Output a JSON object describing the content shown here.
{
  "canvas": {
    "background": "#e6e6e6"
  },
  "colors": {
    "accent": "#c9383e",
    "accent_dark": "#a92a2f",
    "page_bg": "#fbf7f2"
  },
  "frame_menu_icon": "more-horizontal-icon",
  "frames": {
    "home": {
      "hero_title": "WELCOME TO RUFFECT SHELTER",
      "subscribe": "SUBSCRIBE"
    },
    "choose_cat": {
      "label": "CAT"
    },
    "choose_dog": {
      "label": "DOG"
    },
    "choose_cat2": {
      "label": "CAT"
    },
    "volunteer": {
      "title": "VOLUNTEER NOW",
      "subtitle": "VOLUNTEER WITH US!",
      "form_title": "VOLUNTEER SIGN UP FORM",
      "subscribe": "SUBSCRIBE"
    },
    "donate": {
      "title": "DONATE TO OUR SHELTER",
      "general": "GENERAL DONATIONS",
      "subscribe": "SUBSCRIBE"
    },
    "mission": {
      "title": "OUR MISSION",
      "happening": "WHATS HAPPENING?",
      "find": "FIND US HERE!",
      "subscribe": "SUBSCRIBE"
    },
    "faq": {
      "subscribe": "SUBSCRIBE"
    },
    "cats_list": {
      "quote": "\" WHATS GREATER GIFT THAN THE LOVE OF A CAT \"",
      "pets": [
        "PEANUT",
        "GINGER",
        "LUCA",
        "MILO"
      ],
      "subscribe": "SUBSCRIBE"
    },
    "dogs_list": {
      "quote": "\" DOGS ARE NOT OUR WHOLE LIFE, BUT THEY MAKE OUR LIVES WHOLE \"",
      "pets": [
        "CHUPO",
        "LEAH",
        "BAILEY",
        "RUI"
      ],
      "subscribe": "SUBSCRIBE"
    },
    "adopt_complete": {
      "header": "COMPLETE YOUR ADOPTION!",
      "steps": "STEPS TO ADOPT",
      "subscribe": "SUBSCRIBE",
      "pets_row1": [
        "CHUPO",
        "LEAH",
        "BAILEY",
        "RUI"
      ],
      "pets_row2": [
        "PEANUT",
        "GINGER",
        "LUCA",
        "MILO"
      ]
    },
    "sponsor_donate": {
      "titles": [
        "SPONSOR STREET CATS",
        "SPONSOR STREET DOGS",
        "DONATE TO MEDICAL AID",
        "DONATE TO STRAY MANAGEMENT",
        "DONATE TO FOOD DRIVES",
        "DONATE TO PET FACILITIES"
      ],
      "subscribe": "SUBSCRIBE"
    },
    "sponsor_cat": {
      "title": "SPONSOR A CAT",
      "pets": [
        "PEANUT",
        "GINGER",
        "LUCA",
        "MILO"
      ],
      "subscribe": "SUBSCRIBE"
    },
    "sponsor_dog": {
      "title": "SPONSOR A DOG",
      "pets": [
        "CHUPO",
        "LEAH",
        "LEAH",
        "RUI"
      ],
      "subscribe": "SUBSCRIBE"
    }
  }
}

● ● ●

* Task statement
Once more, set down the full listing, verbatim.

* Written reply
Output a JSON object describing the content shown here.
{
  "canvas": {
    "background": "#e6e6e6"
  },
  "colors": {
    "accent": "#c9383e",
    "accent_dark": "#a92a2f",
    "page_bg": "#fbf7f2"
  },
  "frame_menu_icon": "more-horizontal-icon",
  "frames": {
    "home": {
      "hero_title": "WELCOME TO RUFFECT SHELTER",
      "subscribe": "SUBSCRIBE"
    },
    "choose_cat": {
      "label": "CAT"
    },
    "choose_dog": {
      "label": "DOG"
    },
    "choose_cat2": {
      "label": "CAT"
    },
    "volunteer": {
      "title": "VOLUNTEER NOW",
      "subtitle": "VOLUNTEER WITH US!",
      "form_title": "VOLUNTEER SIGN UP FORM",
      "subscribe": "SUBSCRIBE"
    },
    "donate": {
      "title": "DONATE TO OUR SHELTER",
      "general": "GENERAL DONATIONS",
      "subscribe": "SUBSCRIBE"
    },
    "mission": {
      "title": "OUR MISSION",
      "happening": "WHATS HAPPENING?",
      "find": "FIND US HERE!",
      "subscribe": "SUBSCRIBE"
    },
    "faq": {
      "subscribe": "SUBSCRIBE"
    },
    "cats_list": {
      "quote": "\" WHATS GREATER GIFT THAN THE LOVE OF A CAT \"",
      "pets": [
        "PEANUT",
        "GINGER",
        "LUCA",
        "MILO"
      ],
      "subscribe": "SUBSCRIBE"
    },
    "dogs_list": {
      "quote": "\" DOGS ARE NOT OUR WHOLE LIFE, BUT THEY MAKE OUR LIVES WHOLE \"",
      "pets": [
        "CHUPO",
        "LEAH",
        "BAILEY",
        "RUI"
      ],
      "subscribe": "SUBSCRIBE"
    },
    "adopt_complete": {
      "header": "COMPLETE YOUR ADOPTION!",
      "steps": "STEPS TO ADOPT",
      "subscribe": "SUBSCRIBE",
      "pets_row1": [
        "CHUPO",
        "LEAH",
        "BAILEY",
        "RUI"
      ],
      "pets_row2": [
        "PEANUT",
        "GINGER",
        "LUCA",
        "MILO"
      ]
    },
    "sponsor_donate": {
      "titles": [
        "SPONSOR STREET CATS",
        "SPONSOR STREET DOGS",
        "DONATE TO MEDICAL AID",
        "DONATE TO STRAY MANAGEMENT",
        "DONATE TO FOOD DRIVES",
        "DONATE TO PET FACILITIES"
      ],
      "subscribe": "SUBSCRIBE"
    },
    "sponsor_cat": {
      "title": "SPONSOR A CAT",
      "pets": [
        "PEANUT",
        "GINGER",
        "LUCA",
        "MILO"
      ],
      "subscribe": "SUBSCRIBE"
    },
    "sponsor_dog": {
      "title": "SPONSOR A DOG",
      "pets": [
        "CHUPO",
        "LEAH",
        "LEAH",
        "RUI"
      ],
      "subscribe": "SUBSCRIBE"
    }
  }
}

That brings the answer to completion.